Short task = Your answer should be a single number: how many lines in the data below hold the string "JSON".

···

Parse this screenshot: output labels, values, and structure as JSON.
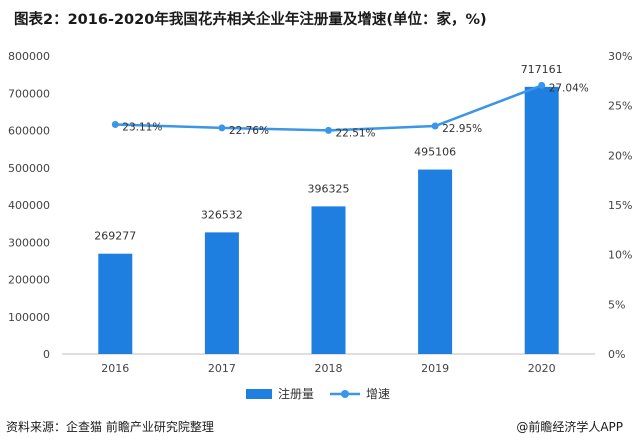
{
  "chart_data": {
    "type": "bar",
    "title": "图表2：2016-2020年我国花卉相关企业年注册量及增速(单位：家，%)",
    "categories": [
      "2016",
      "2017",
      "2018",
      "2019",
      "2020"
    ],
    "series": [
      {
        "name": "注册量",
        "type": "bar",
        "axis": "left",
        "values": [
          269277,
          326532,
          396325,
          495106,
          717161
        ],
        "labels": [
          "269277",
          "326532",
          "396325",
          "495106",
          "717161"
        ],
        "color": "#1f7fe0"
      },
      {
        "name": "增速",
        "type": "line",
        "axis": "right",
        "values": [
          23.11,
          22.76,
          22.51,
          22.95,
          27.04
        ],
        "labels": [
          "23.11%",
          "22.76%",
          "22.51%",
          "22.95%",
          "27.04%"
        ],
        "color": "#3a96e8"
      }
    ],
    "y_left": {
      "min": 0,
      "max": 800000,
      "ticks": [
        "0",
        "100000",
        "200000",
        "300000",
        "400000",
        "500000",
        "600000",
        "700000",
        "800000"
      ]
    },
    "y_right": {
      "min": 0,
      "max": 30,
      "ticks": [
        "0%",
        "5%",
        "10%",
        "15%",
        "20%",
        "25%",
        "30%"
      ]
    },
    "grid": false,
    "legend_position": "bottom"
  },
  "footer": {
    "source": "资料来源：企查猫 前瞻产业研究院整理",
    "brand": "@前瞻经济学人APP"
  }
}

···

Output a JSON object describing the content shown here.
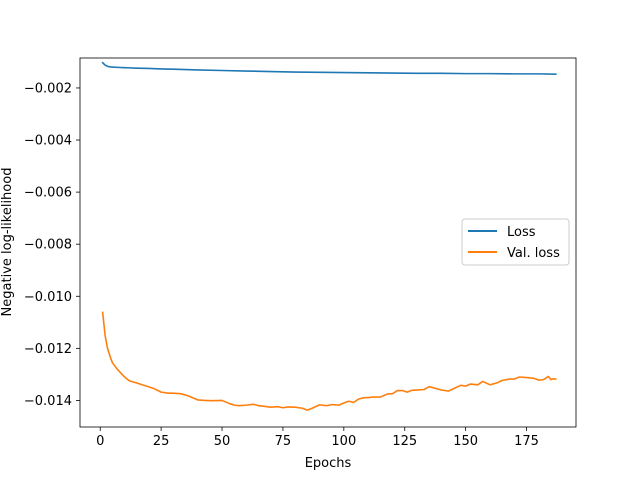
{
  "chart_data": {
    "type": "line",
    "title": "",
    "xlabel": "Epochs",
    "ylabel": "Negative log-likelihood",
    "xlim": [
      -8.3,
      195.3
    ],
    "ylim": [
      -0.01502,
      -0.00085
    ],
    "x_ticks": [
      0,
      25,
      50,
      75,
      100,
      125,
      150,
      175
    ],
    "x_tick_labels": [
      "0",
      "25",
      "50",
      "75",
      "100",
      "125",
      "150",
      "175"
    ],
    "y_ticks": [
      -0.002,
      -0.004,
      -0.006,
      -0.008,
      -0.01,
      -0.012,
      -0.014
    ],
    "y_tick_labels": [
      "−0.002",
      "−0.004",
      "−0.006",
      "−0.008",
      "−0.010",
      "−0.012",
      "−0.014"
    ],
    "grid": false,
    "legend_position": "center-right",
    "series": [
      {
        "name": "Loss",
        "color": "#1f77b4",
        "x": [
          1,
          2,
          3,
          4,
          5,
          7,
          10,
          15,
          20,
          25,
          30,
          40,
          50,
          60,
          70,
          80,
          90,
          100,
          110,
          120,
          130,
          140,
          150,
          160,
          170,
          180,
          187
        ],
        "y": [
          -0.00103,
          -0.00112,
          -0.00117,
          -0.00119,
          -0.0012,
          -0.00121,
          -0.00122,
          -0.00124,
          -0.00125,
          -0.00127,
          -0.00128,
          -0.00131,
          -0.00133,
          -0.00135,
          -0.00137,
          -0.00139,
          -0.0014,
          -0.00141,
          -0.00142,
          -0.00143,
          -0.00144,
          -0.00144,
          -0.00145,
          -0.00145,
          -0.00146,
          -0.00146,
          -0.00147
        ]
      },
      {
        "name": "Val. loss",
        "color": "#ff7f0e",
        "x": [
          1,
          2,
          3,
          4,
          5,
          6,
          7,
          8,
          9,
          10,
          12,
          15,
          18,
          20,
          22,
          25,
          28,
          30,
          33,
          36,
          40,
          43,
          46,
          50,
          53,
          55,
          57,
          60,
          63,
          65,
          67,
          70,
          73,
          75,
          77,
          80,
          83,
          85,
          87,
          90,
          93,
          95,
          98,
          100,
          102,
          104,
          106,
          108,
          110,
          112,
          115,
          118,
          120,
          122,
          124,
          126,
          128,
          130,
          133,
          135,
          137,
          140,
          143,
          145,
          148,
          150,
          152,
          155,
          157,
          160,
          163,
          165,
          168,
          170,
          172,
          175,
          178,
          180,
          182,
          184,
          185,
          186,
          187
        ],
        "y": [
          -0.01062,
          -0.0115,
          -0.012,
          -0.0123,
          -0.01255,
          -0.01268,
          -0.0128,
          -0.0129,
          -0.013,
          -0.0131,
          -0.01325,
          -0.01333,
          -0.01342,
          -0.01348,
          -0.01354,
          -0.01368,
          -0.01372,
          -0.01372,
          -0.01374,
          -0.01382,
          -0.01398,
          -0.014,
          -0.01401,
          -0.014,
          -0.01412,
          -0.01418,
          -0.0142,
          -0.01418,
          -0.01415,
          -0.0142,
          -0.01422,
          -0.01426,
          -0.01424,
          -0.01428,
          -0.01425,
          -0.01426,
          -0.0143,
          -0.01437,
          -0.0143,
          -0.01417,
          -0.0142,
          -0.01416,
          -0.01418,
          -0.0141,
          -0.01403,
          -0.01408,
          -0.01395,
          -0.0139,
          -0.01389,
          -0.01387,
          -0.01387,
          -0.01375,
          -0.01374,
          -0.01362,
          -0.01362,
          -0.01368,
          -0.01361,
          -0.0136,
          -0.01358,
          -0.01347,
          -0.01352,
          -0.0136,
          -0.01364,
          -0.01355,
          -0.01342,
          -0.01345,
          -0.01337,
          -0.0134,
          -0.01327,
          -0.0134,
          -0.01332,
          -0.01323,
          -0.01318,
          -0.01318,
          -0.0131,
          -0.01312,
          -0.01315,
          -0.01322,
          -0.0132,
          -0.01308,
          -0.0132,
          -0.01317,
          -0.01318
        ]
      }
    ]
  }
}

···

The reply = 2